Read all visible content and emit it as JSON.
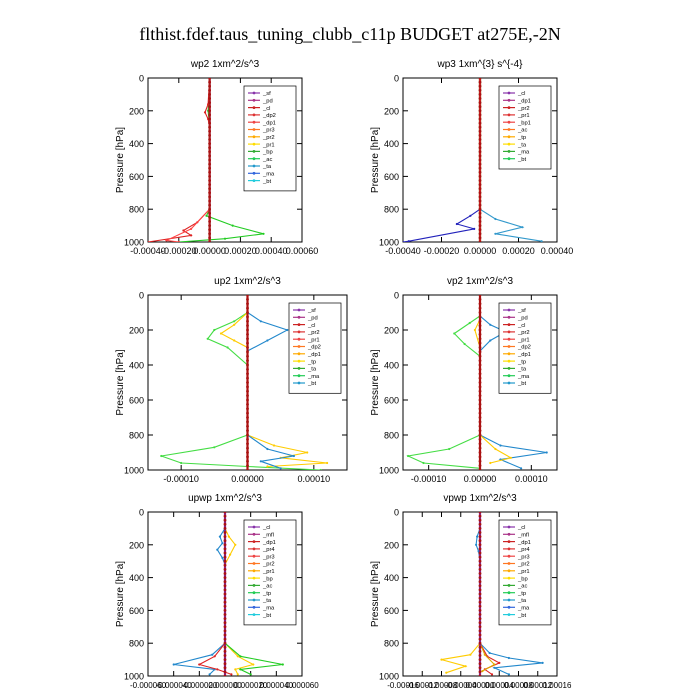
{
  "figure": {
    "title": "flthist.fdef.taus_tuning_clubb_c11p  BUDGET at275E,-2N"
  },
  "chart_data": [
    {
      "type": "line",
      "title": "wp2   1xm^2/s^3",
      "ylabel": "Pressure  [hPa]",
      "ylim": [
        1000,
        0
      ],
      "xlim": [
        -0.0004,
        0.0006
      ],
      "xticks": [
        "-0.00040",
        "-0.00020",
        "0.00000",
        "0.00020",
        "0.00040",
        "0.00060"
      ],
      "yticks": [
        "0",
        "200",
        "400",
        "600",
        "800",
        "1000"
      ],
      "legend": [
        "_sf",
        "_pd",
        "_cl",
        "_dp2",
        "_dp1",
        "_pr3",
        "_pr2",
        "_pr1",
        "_bp",
        "_ac",
        "_ta",
        "_ma",
        "_bt"
      ],
      "series": [
        {
          "name": "_pr1",
          "color": "#22cc22",
          "points": [
            [
              0,
              0
            ],
            [
              0,
              100
            ],
            [
              -1e-05,
              200
            ],
            [
              0,
              300
            ],
            [
              0,
              800
            ],
            [
              -2e-05,
              840
            ],
            [
              0.00015,
              900
            ],
            [
              0.00035,
              950
            ],
            [
              0.0001,
              980
            ],
            [
              -0.0002,
              1000
            ]
          ]
        },
        {
          "name": "_dp1",
          "color": "#dd2222",
          "points": [
            [
              0,
              0
            ],
            [
              -1e-05,
              160
            ],
            [
              -3e-05,
              210
            ],
            [
              -1e-05,
              250
            ],
            [
              0,
              300
            ],
            [
              0,
              800
            ],
            [
              -8e-05,
              880
            ],
            [
              -0.00017,
              930
            ],
            [
              -0.00012,
              960
            ],
            [
              -0.0004,
              1000
            ]
          ]
        },
        {
          "name": "_dp2",
          "color": "#ff4444",
          "points": [
            [
              0,
              0
            ],
            [
              0,
              800
            ],
            [
              -0.00012,
              920
            ],
            [
              -0.00028,
              990
            ],
            [
              -0.0002,
              1000
            ]
          ]
        },
        {
          "name": "_pd",
          "color": "#882288",
          "points": [
            [
              0,
              0
            ],
            [
              0,
              1000
            ]
          ]
        },
        {
          "name": "_cl",
          "color": "#aa2222",
          "points": [
            [
              0,
              0
            ],
            [
              0,
              1000
            ]
          ]
        }
      ]
    },
    {
      "type": "line",
      "title": "wp3   1xm^{3} s^{-4}",
      "ylabel": "Pressure  [hPa]",
      "ylim": [
        1000,
        0
      ],
      "xlim": [
        -0.0004,
        0.0004
      ],
      "xticks": [
        "-0.00040",
        "-0.00020",
        "0.00000",
        "0.00020",
        "0.00040"
      ],
      "yticks": [
        "0",
        "200",
        "400",
        "600",
        "800",
        "1000"
      ],
      "legend": [
        "_cl",
        "_dp1",
        "_pr2",
        "_pr1",
        "_bp1",
        "_ac",
        "_tp",
        "_ta",
        "_ma",
        "_bt"
      ],
      "series": [
        {
          "name": "_tp",
          "color": "#2222bb",
          "points": [
            [
              0,
              0
            ],
            [
              0,
              800
            ],
            [
              -5e-05,
              840
            ],
            [
              -0.00012,
              890
            ],
            [
              -3e-05,
              920
            ],
            [
              -0.00037,
              995
            ],
            [
              -0.0004,
              1000
            ]
          ]
        },
        {
          "name": "_ta",
          "color": "#3399cc",
          "points": [
            [
              0,
              0
            ],
            [
              0,
              800
            ],
            [
              8e-05,
              860
            ],
            [
              0.00022,
              910
            ],
            [
              8e-05,
              950
            ],
            [
              0.00032,
              995
            ]
          ]
        },
        {
          "name": "_bp1",
          "color": "#22aa22",
          "points": [
            [
              0,
              0
            ],
            [
              0,
              1000
            ]
          ]
        },
        {
          "name": "_cl",
          "color": "#cc2222",
          "points": [
            [
              0,
              0
            ],
            [
              0,
              1000
            ]
          ]
        }
      ]
    },
    {
      "type": "line",
      "title": "up2   1xm^2/s^3",
      "ylabel": "Pressure  [hPa]",
      "ylim": [
        1000,
        0
      ],
      "xlim": [
        -0.00015,
        0.00015
      ],
      "xticks": [
        "-0.00010",
        "0.00000",
        "0.00010"
      ],
      "yticks": [
        "0",
        "200",
        "400",
        "600",
        "800",
        "1000"
      ],
      "legend": [
        "_sf",
        "_pd",
        "_cl",
        "_pr2",
        "_pr1",
        "_dp2",
        "_dp1",
        "_tp",
        "_ta",
        "_ma",
        "_bt"
      ],
      "series": [
        {
          "name": "_dp1",
          "color": "#44dd44",
          "points": [
            [
              0,
              0
            ],
            [
              0,
              100
            ],
            [
              -2e-05,
              150
            ],
            [
              -5e-05,
              200
            ],
            [
              -6e-05,
              250
            ],
            [
              -3e-05,
              300
            ],
            [
              0,
              400
            ],
            [
              0,
              800
            ],
            [
              -5e-05,
              870
            ],
            [
              -0.00013,
              920
            ],
            [
              -0.0001,
              960
            ],
            [
              0,
              980
            ],
            [
              0.00011,
              1000
            ]
          ]
        },
        {
          "name": "_pr1",
          "color": "#ffcc00",
          "points": [
            [
              0,
              0
            ],
            [
              0,
              100
            ],
            [
              -2e-05,
              170
            ],
            [
              -4e-05,
              220
            ],
            [
              -2e-05,
              260
            ],
            [
              0,
              300
            ],
            [
              0,
              800
            ],
            [
              4e-05,
              860
            ],
            [
              9e-05,
              900
            ],
            [
              5e-05,
              930
            ],
            [
              0.00012,
              960
            ],
            [
              3e-05,
              980
            ]
          ]
        },
        {
          "name": "_tp",
          "color": "#2288cc",
          "points": [
            [
              0,
              0
            ],
            [
              0,
              100
            ],
            [
              2e-05,
              150
            ],
            [
              6e-05,
              200
            ],
            [
              3e-05,
              260
            ],
            [
              0,
              320
            ],
            [
              0,
              800
            ],
            [
              3e-05,
              880
            ],
            [
              7e-05,
              920
            ],
            [
              2e-05,
              950
            ],
            [
              5e-05,
              990
            ]
          ]
        },
        {
          "name": "_cl",
          "color": "#aa1111",
          "points": [
            [
              0,
              0
            ],
            [
              0,
              1000
            ]
          ]
        }
      ]
    },
    {
      "type": "line",
      "title": "vp2   1xm^2/s^3",
      "ylabel": "Pressure  [hPa]",
      "ylim": [
        1000,
        0
      ],
      "xlim": [
        -0.00015,
        0.00015
      ],
      "xticks": [
        "-0.00010",
        "0.00000",
        "0.00010"
      ],
      "yticks": [
        "0",
        "200",
        "400",
        "600",
        "800",
        "1000"
      ],
      "legend": [
        "_sf",
        "_pd",
        "_cl",
        "_pr2",
        "_pr1",
        "_dp2",
        "_dp1",
        "_tp",
        "_ta",
        "_ma",
        "_bt"
      ],
      "series": [
        {
          "name": "_dp1",
          "color": "#44dd44",
          "points": [
            [
              0,
              0
            ],
            [
              0,
              120
            ],
            [
              -2e-05,
              160
            ],
            [
              -5e-05,
              220
            ],
            [
              -3e-05,
              280
            ],
            [
              0,
              350
            ],
            [
              0,
              800
            ],
            [
              -6e-05,
              880
            ],
            [
              -0.00014,
              920
            ],
            [
              -0.00011,
              960
            ],
            [
              0,
              990
            ]
          ]
        },
        {
          "name": "_tp",
          "color": "#2288cc",
          "points": [
            [
              0,
              0
            ],
            [
              0,
              120
            ],
            [
              2e-05,
              170
            ],
            [
              5e-05,
              210
            ],
            [
              2e-05,
              260
            ],
            [
              0,
              320
            ],
            [
              0,
              800
            ],
            [
              4e-05,
              860
            ],
            [
              0.00013,
              900
            ],
            [
              4e-05,
              940
            ],
            [
              8e-05,
              990
            ]
          ]
        },
        {
          "name": "_pr1",
          "color": "#ffcc00",
          "points": [
            [
              0,
              0
            ],
            [
              0,
              140
            ],
            [
              -1e-05,
              200
            ],
            [
              0,
              300
            ],
            [
              0,
              800
            ],
            [
              3e-05,
              880
            ],
            [
              6e-05,
              930
            ],
            [
              2e-05,
              960
            ]
          ]
        },
        {
          "name": "_cl",
          "color": "#aa1111",
          "points": [
            [
              0,
              0
            ],
            [
              0,
              1000
            ]
          ]
        }
      ]
    },
    {
      "type": "line",
      "title": "upwp   1xm^2/s^3",
      "ylabel": "Pressure  [hPa]",
      "ylim": [
        1000,
        0
      ],
      "xlim": [
        -6e-05,
        6e-05
      ],
      "xticks": [
        "-0.000060",
        "-0.000040",
        "-0.000020",
        "0.000000",
        "0.000020",
        "0.000040",
        "0.000060"
      ],
      "yticks": [
        "0",
        "200",
        "400",
        "600",
        "800",
        "1000"
      ],
      "legend": [
        "_cl",
        "_mfl",
        "_dp1",
        "_pr4",
        "_pr3",
        "_pr2",
        "_pr1",
        "_bp",
        "_ac",
        "_tp",
        "_ta",
        "_ma",
        "_bt"
      ],
      "series": [
        {
          "name": "_pr4",
          "color": "#ffcc00",
          "points": [
            [
              0,
              0
            ],
            [
              0,
              100
            ],
            [
              3e-06,
              150
            ],
            [
              8e-06,
              200
            ],
            [
              4e-06,
              260
            ],
            [
              0,
              320
            ],
            [
              0,
              800
            ],
            [
              1e-05,
              880
            ],
            [
              2.2e-05,
              930
            ],
            [
              8e-06,
              960
            ],
            [
              1e-05,
              990
            ]
          ]
        },
        {
          "name": "_tp",
          "color": "#2288cc",
          "points": [
            [
              0,
              0
            ],
            [
              0,
              100
            ],
            [
              -4e-06,
              150
            ],
            [
              -2e-06,
              190
            ],
            [
              -6e-06,
              230
            ],
            [
              -2e-06,
              280
            ],
            [
              0,
              320
            ],
            [
              0,
              800
            ],
            [
              -1e-05,
              870
            ],
            [
              -4e-05,
              930
            ],
            [
              -8e-06,
              960
            ],
            [
              -1.2e-05,
              990
            ]
          ]
        },
        {
          "name": "_ac",
          "color": "#22cc22",
          "points": [
            [
              0,
              0
            ],
            [
              0,
              800
            ],
            [
              1.2e-05,
              880
            ],
            [
              4.5e-05,
              930
            ],
            [
              1.2e-05,
              960
            ],
            [
              2e-05,
              990
            ]
          ]
        },
        {
          "name": "_dp1",
          "color": "#dd2222",
          "points": [
            [
              0,
              0
            ],
            [
              0,
              800
            ],
            [
              -8e-06,
              880
            ],
            [
              -2e-05,
              930
            ],
            [
              -6e-06,
              960
            ],
            [
              5e-06,
              990
            ]
          ]
        },
        {
          "name": "_mfl",
          "color": "#882288",
          "points": [
            [
              0,
              0
            ],
            [
              0,
              1000
            ]
          ]
        }
      ]
    },
    {
      "type": "line",
      "title": "vpwp   1xm^2/s^3",
      "ylabel": "Pressure  [hPa]",
      "ylim": [
        1000,
        0
      ],
      "xlim": [
        -0.00016,
        0.00016
      ],
      "xticks": [
        "-0.00016",
        "-0.00012",
        "-0.00008",
        "-0.00004",
        "0.00000",
        "0.00004",
        "0.00008",
        "0.00012",
        "0.00016"
      ],
      "yticks": [
        "0",
        "200",
        "400",
        "600",
        "800",
        "1000"
      ],
      "legend": [
        "_cl",
        "_mfl",
        "_dp1",
        "_pr4",
        "_pr3",
        "_pr2",
        "_pr1",
        "_bp",
        "_ac",
        "_tp",
        "_ta",
        "_ma",
        "_bt"
      ],
      "series": [
        {
          "name": "_tp",
          "color": "#2288cc",
          "points": [
            [
              0,
              0
            ],
            [
              0,
              100
            ],
            [
              -6e-06,
              150
            ],
            [
              -8e-06,
              200
            ],
            [
              -3e-06,
              240
            ],
            [
              0,
              300
            ],
            [
              0,
              800
            ],
            [
              2e-05,
              860
            ],
            [
              6e-05,
              890
            ],
            [
              0.00013,
              920
            ],
            [
              3e-05,
              950
            ],
            [
              6e-05,
              990
            ]
          ]
        },
        {
          "name": "_pr4",
          "color": "#ffcc00",
          "points": [
            [
              0,
              0
            ],
            [
              0,
              800
            ],
            [
              -2e-05,
              870
            ],
            [
              -8e-05,
              900
            ],
            [
              -3e-05,
              940
            ],
            [
              -7e-05,
              980
            ]
          ]
        },
        {
          "name": "_dp1",
          "color": "#dd2222",
          "points": [
            [
              0,
              0
            ],
            [
              0,
              800
            ],
            [
              1.5e-05,
              880
            ],
            [
              4e-05,
              920
            ],
            [
              1e-05,
              960
            ],
            [
              2.5e-05,
              990
            ]
          ]
        },
        {
          "name": "_pr2",
          "color": "#ddaa00",
          "points": [
            [
              0,
              0
            ],
            [
              0,
              800
            ],
            [
              1e-05,
              870
            ],
            [
              3e-05,
              930
            ],
            [
              5e-06,
              970
            ]
          ]
        },
        {
          "name": "_mfl",
          "color": "#882288",
          "points": [
            [
              0,
              0
            ],
            [
              0,
              1000
            ]
          ]
        }
      ]
    }
  ]
}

....

Instructions for the task:
Copy every line from the records above that contains the word "title".

Result:
    "title": "flthist.fdef.taus_tuning_clubb_c11p  BUDGET at275E,-2N"
      "title": "wp2   1xm^2/s^3",
      "title": "wp3   1xm^{3} s^{-4}",
      "title": "up2   1xm^2/s^3",
      "title": "vp2   1xm^2/s^3",
      "title": "upwp   1xm^2/s^3",
      "title": "vpwp   1xm^2/s^3",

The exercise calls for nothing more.